Fragmento proporcionado:
_ _ _ _

Y Ronda seguía arrinconada en una esquina de mi memoria atávica.

Sin embargo, ahora lo he recordado todo: me he lanzado de lleno y he gastado aquella simbólica Primitiva entera en El día que mi madre conoció a Audrey. Ahora, a esa edad en la que mi madre decía que todas podemos hacer lo que queramos como queramos, y que no hemos de permitir que nadie nos diga que, por ser mujeres y mayores, debemos quedar relegadas a la nada, he desempolvado todo lo que tenía guardado.

Ahí, en mi tercera novela, están mi madre y su Ronda. Y esa Audrey Hepburn a la que ella tanto admiraba e imitaba con sabrinas de todos los colores y jerséis negros de cuello vuelto. Y su Mariquilla, y su música, y su cine.

_ _ _ _

Tareas propuestas:
1) Extrae del fragmento sobre la madre y su Ronda el pasaje que va desde "Sin embargo, ahora" hasta "que tenía guardado.".
2) Escribe la continuación del fragmento sobre la madre y su Ronda a partir de su última oración.

Datos recopilados:
_ _ _ _

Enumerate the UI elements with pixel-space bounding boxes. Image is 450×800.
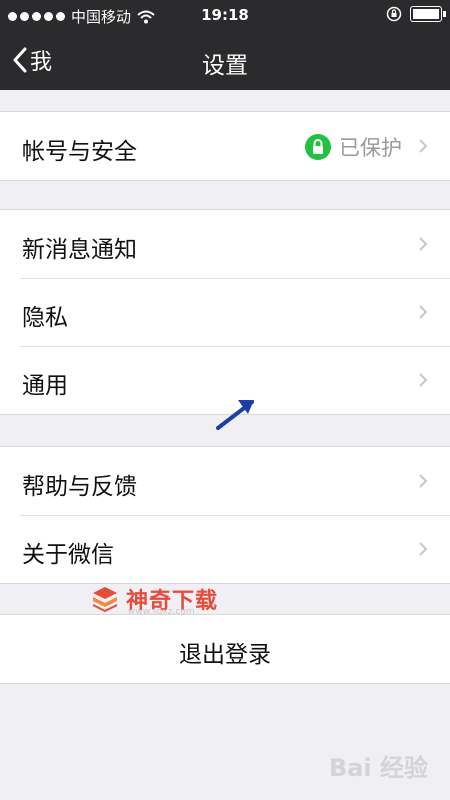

_ _ _ _

Respuestas:
1)
Sin embargo, ahora lo he recordado todo: me he lanzado de lleno y he gastado aquella simbólica Primitiva entera en El día que mi madre conoció a Audrey. Ahora, a esa edad en la que mi madre decía que todas podemos hacer lo que queramos como queramos, y que no hemos de permitir que nadie nos diga que, por ser mujeres y mayores, debemos quedar relegadas a la nada, he desempolvado todo lo que tenía guardado.

2)
Pero lo que más hay en ella de mi madre es su filosofía de vida: "Te quito de trabajar y te pongo a escribir". Nada menos que Confucio: cuando uno descubre lo que le apasiona, ya no necesita trabajar más, porque a partir de ese momento el trabajo deja de ser trabajo y se convierte en pasión.

He tenido que cumplir esta edad para entenderlo. Gracias a El día que mi madre conoció a Audrey, me he dado cuenta de que todas las madres del mundo, incluidas la mía y la que da título a mi novela, son y serán siempre sabias. Tanto o más que Confucio.